— Task directions —
Gather all lines from the material that contain the word "Bismuthum".

— Entries supplied —
-- Start --

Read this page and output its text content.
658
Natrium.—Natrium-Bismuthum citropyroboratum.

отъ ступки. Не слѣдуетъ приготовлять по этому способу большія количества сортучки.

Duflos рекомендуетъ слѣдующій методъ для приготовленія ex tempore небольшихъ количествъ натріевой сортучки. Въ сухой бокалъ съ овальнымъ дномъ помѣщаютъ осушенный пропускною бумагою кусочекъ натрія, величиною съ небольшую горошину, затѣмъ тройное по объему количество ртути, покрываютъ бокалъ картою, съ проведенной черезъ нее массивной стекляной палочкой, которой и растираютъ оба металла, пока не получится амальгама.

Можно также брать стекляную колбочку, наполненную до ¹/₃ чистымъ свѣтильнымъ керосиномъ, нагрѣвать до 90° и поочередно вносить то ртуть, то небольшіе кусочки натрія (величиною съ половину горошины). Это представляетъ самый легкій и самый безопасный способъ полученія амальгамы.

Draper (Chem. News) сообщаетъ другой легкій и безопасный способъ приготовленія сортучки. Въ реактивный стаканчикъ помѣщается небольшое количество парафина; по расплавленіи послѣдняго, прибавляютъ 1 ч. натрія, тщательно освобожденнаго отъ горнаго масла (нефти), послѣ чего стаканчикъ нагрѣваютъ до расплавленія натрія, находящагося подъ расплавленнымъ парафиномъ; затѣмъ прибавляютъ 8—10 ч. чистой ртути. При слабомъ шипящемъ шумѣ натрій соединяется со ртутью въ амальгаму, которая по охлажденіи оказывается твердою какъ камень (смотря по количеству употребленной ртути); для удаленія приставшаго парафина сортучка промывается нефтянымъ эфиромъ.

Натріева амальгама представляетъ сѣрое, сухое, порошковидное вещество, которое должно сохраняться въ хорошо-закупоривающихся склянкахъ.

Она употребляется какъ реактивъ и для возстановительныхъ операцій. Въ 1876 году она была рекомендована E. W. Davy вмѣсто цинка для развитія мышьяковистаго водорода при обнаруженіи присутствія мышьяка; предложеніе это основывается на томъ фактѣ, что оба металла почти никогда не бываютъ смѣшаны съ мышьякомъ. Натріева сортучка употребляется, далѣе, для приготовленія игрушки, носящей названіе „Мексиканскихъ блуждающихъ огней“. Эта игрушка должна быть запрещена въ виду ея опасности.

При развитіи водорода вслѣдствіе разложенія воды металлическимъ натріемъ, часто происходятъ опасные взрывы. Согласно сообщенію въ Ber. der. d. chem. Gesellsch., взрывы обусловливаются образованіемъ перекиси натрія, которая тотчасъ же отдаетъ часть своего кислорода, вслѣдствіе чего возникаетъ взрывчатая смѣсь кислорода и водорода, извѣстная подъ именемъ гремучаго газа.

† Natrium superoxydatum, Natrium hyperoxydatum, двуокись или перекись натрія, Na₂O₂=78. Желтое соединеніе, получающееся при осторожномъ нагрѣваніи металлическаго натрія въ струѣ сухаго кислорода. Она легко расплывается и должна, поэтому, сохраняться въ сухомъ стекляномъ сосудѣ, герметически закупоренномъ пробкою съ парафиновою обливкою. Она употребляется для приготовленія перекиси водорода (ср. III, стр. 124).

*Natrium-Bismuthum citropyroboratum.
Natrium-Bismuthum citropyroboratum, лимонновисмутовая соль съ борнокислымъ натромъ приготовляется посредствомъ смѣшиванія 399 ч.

-- End --

— Solution to the problem —
Natrium.—Natrium-Bismuthum citropyroboratum.
*Natrium-Bismuthum citropyroboratum.
Natrium-Bismuthum citropyroboratum, лимонновисмутовая соль съ борнокислымъ натромъ приготовляется посредствомъ смѣшиванія 399 ч.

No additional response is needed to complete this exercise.